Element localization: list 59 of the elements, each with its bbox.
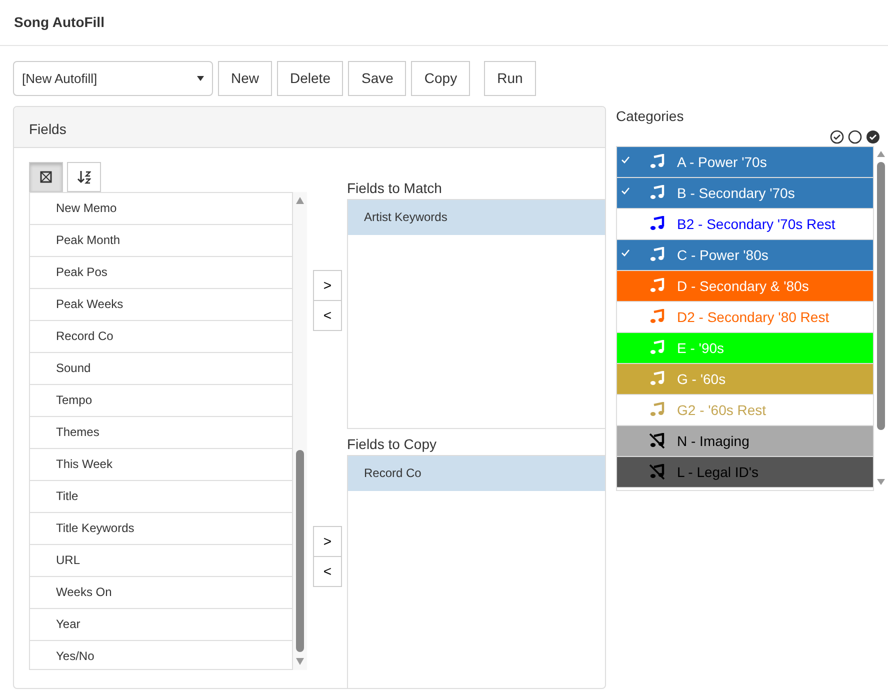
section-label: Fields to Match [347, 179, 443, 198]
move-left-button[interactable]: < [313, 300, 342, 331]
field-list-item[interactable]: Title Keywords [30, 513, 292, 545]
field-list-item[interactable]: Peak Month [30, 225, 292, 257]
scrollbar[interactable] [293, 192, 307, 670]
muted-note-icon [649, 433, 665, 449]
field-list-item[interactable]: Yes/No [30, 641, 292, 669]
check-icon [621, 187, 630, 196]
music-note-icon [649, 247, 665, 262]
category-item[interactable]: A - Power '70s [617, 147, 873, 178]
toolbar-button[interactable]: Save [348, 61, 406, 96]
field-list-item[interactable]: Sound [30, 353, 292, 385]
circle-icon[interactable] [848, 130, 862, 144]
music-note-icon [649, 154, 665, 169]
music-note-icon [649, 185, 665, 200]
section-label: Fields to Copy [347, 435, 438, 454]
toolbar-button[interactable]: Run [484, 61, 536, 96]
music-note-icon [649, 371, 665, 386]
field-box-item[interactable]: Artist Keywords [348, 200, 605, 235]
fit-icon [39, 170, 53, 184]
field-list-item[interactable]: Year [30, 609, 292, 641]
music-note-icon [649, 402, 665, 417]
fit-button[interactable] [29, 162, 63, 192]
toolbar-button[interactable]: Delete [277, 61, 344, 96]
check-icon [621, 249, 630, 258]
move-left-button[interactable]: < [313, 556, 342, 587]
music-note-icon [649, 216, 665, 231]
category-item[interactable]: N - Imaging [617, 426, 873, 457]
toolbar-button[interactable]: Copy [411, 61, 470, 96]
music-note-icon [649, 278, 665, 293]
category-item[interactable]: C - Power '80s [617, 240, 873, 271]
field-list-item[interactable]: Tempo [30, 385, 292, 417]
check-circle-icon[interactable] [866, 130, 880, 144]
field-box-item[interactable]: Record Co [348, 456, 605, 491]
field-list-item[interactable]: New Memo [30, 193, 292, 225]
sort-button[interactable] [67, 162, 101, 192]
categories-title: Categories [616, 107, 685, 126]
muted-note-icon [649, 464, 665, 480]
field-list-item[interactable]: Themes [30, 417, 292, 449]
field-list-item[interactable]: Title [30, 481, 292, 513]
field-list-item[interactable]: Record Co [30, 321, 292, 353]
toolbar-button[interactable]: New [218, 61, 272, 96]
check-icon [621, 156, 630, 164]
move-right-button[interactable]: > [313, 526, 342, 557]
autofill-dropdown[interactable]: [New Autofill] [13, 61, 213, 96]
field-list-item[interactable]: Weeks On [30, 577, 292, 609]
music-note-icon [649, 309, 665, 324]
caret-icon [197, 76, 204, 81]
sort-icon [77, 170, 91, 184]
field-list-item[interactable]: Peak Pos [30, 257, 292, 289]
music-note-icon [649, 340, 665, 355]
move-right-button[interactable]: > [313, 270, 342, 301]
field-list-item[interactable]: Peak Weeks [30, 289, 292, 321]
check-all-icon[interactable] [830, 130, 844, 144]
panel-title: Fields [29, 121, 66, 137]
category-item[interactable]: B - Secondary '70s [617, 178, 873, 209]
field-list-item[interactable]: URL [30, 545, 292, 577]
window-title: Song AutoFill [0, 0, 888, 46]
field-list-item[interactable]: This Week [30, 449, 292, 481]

--

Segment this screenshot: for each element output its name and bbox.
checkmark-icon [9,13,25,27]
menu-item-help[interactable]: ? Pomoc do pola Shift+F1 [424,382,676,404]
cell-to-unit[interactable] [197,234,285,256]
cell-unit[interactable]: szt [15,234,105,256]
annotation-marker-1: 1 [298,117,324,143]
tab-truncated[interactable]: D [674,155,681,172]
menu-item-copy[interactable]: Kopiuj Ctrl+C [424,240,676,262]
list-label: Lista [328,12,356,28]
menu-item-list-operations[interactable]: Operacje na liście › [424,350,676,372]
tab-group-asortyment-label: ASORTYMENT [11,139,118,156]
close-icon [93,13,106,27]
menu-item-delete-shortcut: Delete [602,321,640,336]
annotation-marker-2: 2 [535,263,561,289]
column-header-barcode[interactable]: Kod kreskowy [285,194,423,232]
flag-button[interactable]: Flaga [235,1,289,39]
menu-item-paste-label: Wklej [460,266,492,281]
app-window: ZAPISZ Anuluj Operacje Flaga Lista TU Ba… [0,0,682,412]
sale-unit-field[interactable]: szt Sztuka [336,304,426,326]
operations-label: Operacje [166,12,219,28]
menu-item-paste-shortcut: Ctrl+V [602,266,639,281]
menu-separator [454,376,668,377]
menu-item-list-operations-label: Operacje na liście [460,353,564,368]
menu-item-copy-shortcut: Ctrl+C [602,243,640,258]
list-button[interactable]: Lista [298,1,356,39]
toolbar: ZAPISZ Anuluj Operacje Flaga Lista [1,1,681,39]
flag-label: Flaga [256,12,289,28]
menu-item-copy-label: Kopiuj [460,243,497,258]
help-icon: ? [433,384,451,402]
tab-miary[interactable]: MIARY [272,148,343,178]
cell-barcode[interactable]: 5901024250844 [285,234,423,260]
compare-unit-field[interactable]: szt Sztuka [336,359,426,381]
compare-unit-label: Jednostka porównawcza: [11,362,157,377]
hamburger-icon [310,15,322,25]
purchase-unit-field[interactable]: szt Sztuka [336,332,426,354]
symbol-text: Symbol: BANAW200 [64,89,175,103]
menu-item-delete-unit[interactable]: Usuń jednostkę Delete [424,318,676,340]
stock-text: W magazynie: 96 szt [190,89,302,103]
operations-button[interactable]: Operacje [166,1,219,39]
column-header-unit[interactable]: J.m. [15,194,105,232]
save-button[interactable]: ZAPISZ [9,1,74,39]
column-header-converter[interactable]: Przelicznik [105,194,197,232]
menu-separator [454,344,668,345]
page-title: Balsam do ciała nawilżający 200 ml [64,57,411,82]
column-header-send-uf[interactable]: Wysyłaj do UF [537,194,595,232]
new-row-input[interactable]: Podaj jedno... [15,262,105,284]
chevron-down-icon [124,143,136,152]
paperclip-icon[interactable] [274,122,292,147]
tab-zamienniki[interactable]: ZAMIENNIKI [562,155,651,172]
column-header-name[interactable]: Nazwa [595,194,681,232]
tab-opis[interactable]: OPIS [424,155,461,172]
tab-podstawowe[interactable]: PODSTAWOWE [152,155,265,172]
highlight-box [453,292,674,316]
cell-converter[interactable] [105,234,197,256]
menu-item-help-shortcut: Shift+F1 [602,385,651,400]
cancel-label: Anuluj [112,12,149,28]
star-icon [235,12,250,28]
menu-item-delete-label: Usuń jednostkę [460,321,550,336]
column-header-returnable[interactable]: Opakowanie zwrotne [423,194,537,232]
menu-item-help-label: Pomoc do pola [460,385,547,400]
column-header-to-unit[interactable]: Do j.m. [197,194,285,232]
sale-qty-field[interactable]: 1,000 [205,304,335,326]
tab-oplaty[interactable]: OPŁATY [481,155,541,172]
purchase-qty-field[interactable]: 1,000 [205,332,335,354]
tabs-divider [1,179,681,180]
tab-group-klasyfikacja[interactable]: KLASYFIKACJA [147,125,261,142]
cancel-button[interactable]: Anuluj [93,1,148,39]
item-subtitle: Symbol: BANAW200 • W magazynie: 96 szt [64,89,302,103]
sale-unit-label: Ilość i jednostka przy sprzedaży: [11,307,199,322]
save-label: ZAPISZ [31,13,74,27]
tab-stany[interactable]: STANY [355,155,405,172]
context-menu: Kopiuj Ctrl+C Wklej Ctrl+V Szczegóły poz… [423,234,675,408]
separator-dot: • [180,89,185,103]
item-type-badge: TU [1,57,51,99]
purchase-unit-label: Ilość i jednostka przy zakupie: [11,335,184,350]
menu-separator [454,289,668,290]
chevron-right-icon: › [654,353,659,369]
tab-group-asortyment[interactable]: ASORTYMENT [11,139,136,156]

---

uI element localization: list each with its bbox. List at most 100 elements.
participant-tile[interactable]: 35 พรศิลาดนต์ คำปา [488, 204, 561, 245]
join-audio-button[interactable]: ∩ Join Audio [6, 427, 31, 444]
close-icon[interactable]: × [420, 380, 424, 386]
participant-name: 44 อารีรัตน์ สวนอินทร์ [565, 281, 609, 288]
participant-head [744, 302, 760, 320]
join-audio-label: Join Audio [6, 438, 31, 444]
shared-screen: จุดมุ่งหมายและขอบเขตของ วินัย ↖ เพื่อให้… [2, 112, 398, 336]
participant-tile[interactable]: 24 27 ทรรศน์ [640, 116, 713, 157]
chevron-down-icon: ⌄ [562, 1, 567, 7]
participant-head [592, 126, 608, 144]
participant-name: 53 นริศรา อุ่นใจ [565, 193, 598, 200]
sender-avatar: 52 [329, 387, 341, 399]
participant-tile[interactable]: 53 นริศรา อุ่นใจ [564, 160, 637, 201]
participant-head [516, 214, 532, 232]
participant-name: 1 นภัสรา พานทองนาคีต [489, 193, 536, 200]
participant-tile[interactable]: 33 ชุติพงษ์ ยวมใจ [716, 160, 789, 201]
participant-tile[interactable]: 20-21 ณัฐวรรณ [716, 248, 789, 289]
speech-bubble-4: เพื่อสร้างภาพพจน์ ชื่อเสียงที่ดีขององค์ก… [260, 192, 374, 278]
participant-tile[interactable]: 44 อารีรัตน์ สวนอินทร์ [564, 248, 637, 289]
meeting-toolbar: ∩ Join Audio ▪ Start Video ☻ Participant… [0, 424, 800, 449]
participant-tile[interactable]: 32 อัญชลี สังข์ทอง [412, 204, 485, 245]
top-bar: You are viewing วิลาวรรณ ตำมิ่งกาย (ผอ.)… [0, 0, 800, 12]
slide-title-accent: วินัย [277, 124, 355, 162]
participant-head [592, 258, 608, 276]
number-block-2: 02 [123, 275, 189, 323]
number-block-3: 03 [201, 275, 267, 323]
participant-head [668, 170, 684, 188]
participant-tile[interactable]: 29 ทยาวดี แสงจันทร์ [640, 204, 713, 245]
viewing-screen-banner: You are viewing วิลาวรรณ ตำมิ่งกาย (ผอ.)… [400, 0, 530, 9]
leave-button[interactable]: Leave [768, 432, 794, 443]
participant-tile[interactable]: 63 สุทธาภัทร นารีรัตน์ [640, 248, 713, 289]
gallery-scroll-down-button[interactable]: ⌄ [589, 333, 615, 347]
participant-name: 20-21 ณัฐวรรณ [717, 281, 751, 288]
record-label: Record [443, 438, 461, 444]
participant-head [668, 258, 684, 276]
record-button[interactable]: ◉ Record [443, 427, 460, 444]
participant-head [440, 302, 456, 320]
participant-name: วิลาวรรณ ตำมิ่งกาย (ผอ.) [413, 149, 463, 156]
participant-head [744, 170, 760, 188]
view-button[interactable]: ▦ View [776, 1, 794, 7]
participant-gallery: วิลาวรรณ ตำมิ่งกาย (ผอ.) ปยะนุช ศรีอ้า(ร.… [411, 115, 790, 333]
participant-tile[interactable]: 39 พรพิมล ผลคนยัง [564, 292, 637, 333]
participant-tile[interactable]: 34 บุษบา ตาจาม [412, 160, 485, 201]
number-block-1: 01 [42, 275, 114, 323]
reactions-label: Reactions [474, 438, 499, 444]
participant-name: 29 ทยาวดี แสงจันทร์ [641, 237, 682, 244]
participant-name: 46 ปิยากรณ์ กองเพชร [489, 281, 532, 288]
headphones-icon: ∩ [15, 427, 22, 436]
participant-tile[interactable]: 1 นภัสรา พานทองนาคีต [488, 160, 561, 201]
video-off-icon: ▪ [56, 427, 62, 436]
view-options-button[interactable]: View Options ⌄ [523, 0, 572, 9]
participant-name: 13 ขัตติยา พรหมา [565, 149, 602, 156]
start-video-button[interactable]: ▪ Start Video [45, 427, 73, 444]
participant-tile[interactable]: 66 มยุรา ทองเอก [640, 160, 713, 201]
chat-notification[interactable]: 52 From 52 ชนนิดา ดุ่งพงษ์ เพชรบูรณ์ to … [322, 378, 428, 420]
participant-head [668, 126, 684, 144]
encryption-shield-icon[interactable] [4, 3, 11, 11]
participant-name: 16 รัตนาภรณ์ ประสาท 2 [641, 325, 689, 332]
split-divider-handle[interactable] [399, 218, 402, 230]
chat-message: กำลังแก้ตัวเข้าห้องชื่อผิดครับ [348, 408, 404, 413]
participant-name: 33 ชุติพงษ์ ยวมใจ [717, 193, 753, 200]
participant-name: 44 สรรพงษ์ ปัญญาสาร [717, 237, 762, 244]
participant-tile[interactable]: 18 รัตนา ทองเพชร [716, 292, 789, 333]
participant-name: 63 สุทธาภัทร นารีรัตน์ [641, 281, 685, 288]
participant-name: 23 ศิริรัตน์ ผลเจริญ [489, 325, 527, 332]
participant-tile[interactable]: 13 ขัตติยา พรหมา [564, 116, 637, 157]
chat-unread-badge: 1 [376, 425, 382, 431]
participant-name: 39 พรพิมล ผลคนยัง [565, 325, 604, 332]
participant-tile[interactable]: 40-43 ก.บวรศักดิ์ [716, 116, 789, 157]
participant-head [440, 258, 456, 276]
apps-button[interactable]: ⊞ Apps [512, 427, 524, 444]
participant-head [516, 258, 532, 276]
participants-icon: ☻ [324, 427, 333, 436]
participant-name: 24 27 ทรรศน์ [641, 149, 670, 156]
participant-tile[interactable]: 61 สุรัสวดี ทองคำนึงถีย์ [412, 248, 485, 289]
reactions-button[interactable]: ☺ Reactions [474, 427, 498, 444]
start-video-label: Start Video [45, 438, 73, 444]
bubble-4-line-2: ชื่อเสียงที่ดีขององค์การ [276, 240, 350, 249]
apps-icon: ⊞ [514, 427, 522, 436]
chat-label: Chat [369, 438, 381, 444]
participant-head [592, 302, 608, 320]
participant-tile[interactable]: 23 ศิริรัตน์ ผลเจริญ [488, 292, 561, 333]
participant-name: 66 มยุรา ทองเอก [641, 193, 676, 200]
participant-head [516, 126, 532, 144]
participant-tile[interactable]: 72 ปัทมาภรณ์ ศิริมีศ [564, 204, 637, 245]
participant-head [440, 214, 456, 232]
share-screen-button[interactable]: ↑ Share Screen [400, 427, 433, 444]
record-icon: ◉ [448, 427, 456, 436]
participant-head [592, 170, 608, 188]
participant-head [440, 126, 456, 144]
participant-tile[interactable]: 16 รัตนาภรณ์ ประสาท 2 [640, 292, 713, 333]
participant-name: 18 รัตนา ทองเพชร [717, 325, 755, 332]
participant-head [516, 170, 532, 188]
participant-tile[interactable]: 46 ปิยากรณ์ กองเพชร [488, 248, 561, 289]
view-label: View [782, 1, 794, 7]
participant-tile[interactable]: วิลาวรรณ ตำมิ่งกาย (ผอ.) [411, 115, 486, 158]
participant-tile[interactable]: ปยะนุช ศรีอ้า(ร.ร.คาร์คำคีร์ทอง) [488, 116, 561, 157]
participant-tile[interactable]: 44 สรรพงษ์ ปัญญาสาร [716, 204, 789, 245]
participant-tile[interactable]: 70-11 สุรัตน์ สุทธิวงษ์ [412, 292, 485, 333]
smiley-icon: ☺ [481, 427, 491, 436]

■ **EXERCISE OBJECTIVE**
Rewrite the rows from the one containing "section-label: Fields to Match" through the one containing "field-list-item[interactable]: Yes/No [30, 641, 292, 669]", replacing "Peak Month" with "Peak Week" and keeping everything else the same.

■ **RESULT OF THE EXERCISE**
section-label: Fields to Match [347, 179, 443, 198]
move-left-button[interactable]: < [313, 300, 342, 331]
field-list-item[interactable]: Title Keywords [30, 513, 292, 545]
field-list-item[interactable]: Peak Week [30, 225, 292, 257]
scrollbar[interactable] [293, 192, 307, 670]
muted-note-icon [649, 433, 665, 449]
field-list-item[interactable]: Yes/No [30, 641, 292, 669]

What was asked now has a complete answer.